Leave out the pictures and repeat the data exactly.

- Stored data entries
+---+

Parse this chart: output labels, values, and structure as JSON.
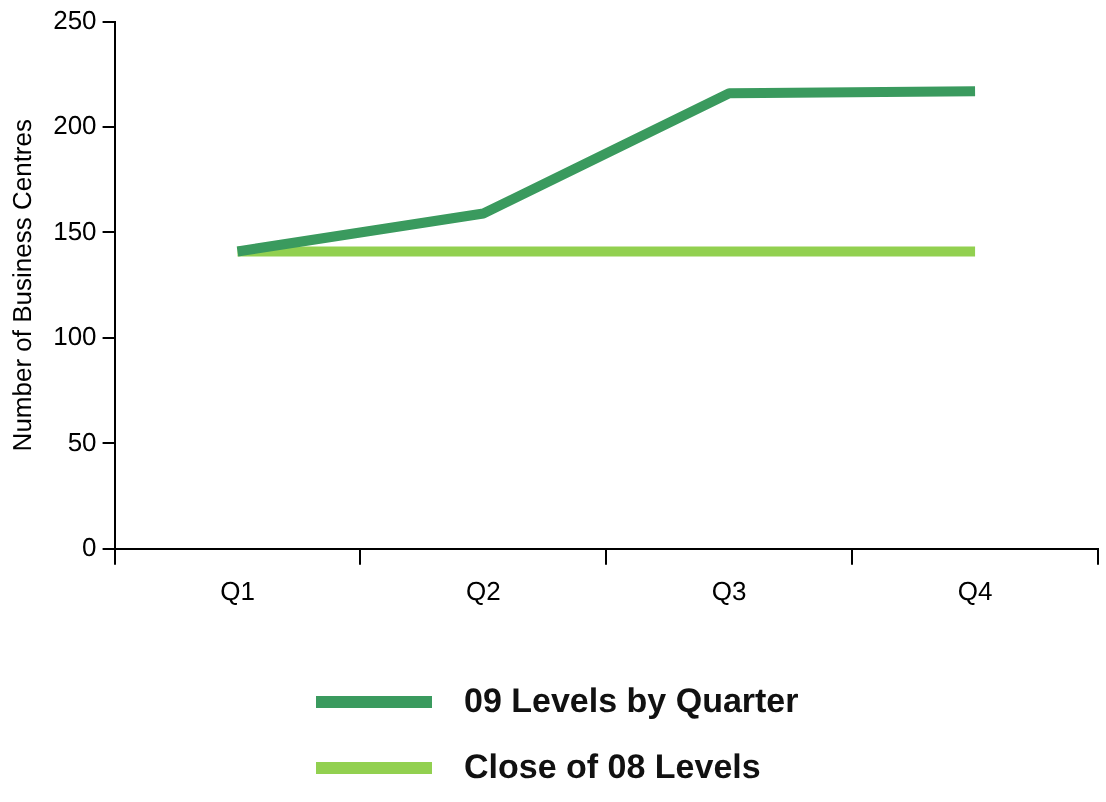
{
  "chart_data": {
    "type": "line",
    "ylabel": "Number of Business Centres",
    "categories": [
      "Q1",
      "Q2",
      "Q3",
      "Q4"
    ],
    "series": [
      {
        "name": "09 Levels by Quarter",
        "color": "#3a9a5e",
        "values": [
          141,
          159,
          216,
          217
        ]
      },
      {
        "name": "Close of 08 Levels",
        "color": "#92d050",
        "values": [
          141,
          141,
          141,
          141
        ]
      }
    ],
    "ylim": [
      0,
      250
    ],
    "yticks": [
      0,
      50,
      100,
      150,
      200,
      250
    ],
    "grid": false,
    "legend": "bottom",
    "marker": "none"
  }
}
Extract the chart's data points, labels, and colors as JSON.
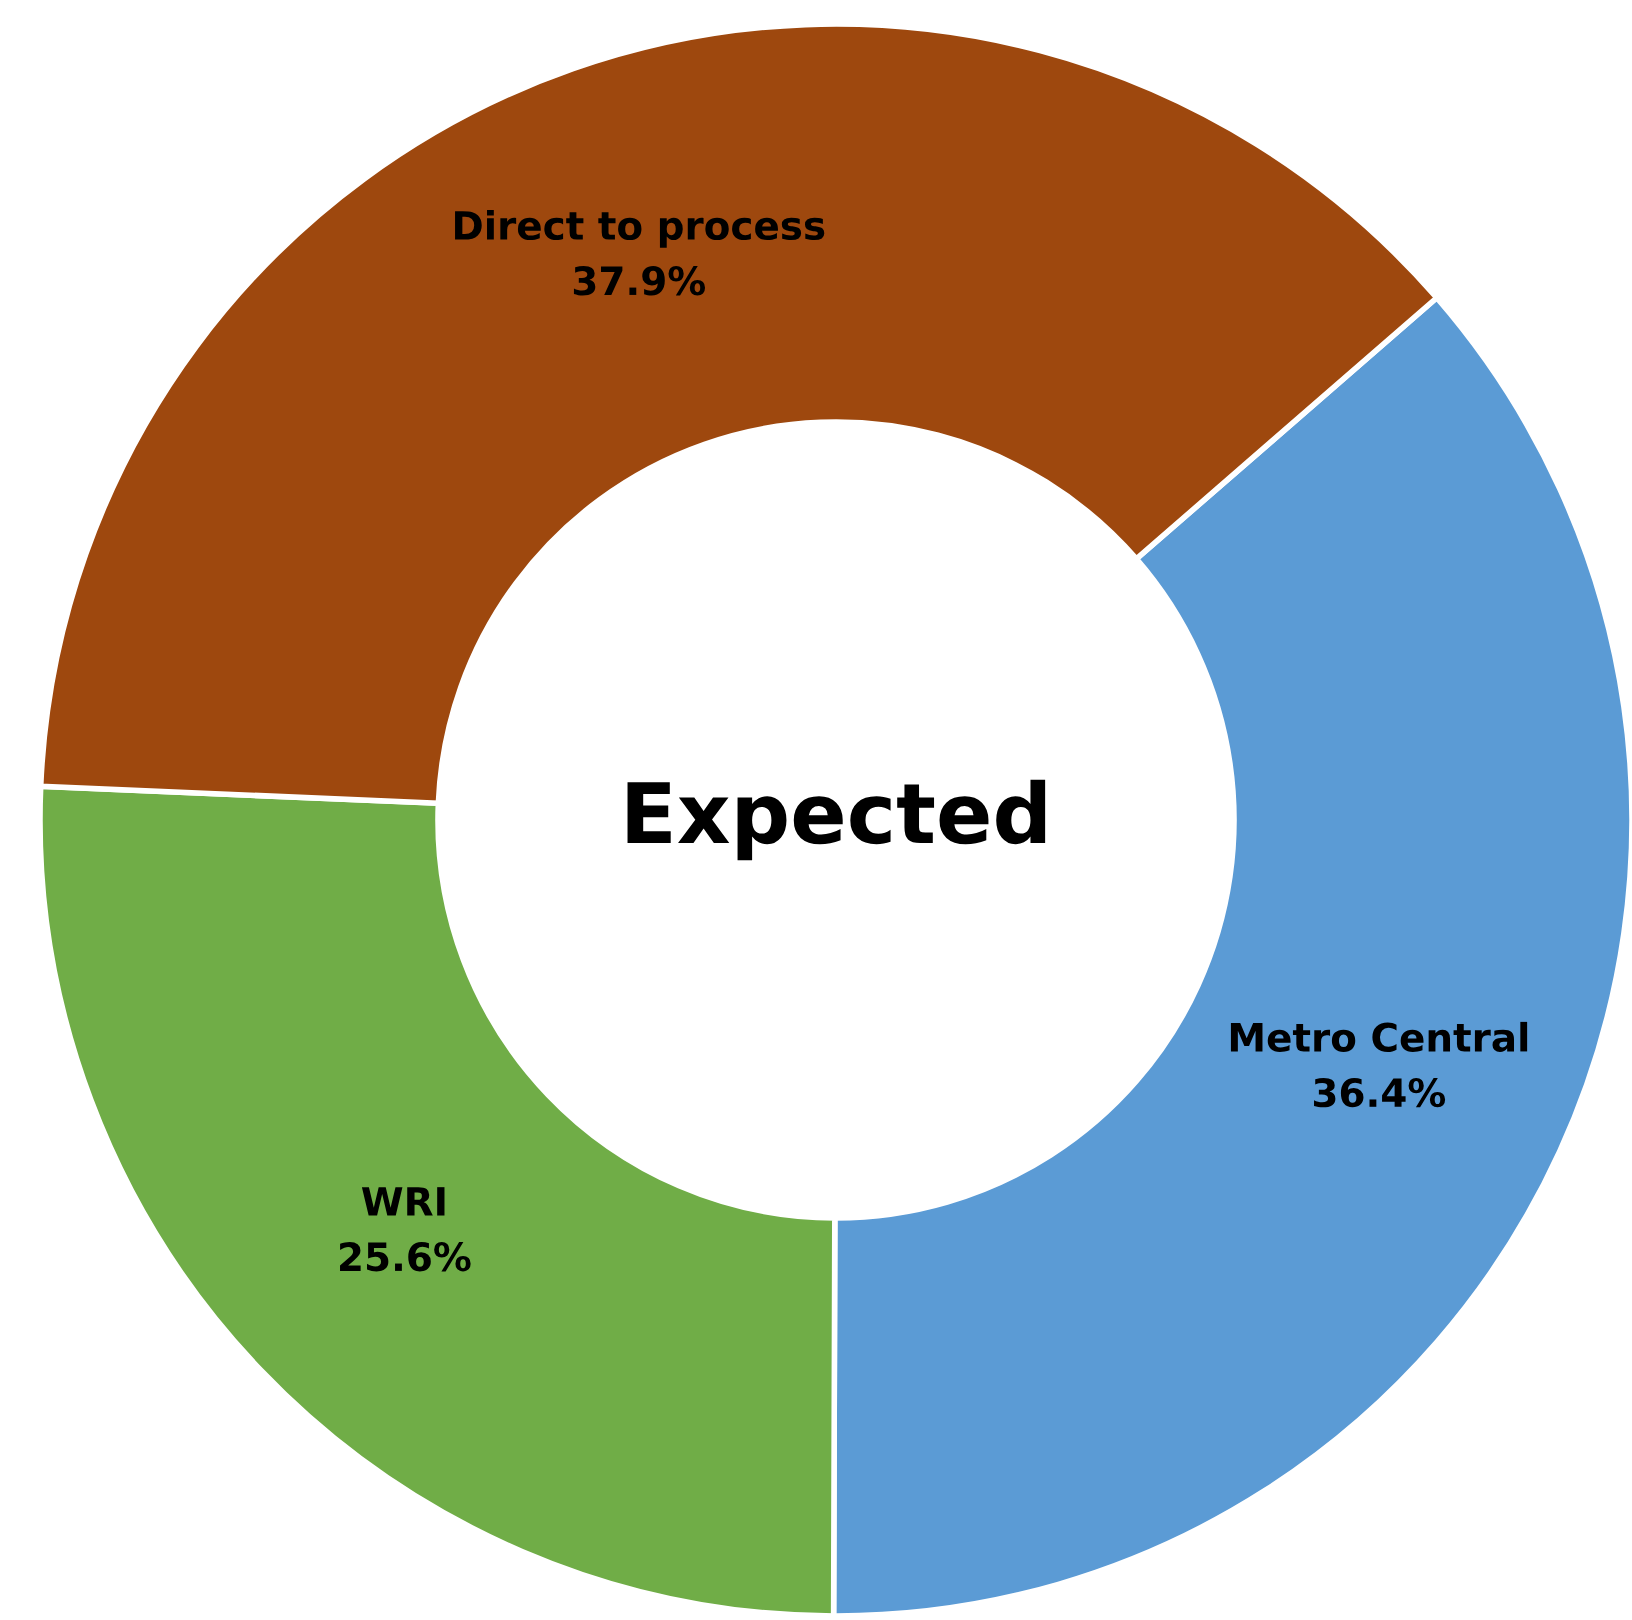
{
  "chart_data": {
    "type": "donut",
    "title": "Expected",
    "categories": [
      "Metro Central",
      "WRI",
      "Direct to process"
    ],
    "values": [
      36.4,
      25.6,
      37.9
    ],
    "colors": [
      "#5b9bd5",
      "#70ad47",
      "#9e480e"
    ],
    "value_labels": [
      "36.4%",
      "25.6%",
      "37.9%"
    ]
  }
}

+---+

- ANSWER TO THE PROBLEM
Parse this chart: output labels, values, and structure as JSON.
{
  "chart_data": {
    "type": "line",
    "ylabel": "Number of Business Centres",
    "categories": [
      "Q1",
      "Q2",
      "Q3",
      "Q4"
    ],
    "series": [
      {
        "name": "09 Levels by Quarter",
        "color": "#3a9a5e",
        "values": [
          141,
          159,
          216,
          217
        ]
      },
      {
        "name": "Close of 08 Levels",
        "color": "#92d050",
        "values": [
          141,
          141,
          141,
          141
        ]
      }
    ],
    "ylim": [
      0,
      250
    ],
    "yticks": [
      0,
      50,
      100,
      150,
      200,
      250
    ],
    "grid": false,
    "legend": "bottom",
    "marker": "none"
  }
}
Extract the chart's data points, labels, and colors as JSON.
{
  "chart_data": {
    "type": "donut",
    "title": "Expected",
    "categories": [
      "Metro Central",
      "WRI",
      "Direct to process"
    ],
    "values": [
      36.4,
      25.6,
      37.9
    ],
    "colors": [
      "#5b9bd5",
      "#70ad47",
      "#9e480e"
    ],
    "value_labels": [
      "36.4%",
      "25.6%",
      "37.9%"
    ]
  }
}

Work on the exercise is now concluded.